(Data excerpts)
------------

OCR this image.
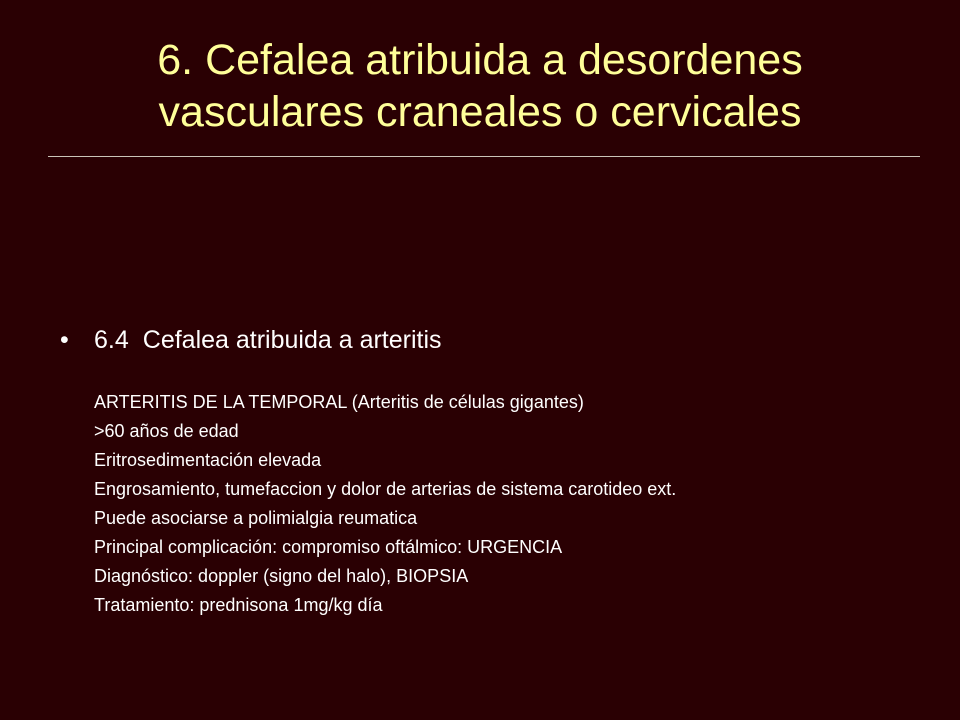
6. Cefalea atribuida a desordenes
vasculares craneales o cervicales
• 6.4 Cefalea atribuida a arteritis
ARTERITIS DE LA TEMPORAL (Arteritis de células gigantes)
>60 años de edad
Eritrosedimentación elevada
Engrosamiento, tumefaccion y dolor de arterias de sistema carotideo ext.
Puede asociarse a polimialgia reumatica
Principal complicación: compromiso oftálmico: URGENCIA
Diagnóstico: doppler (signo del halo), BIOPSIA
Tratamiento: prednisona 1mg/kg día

------------

TO DO
Of the lines in the material, how many hold the word "Cefalea"? Reply with the number only.

FINAL ANSWER
2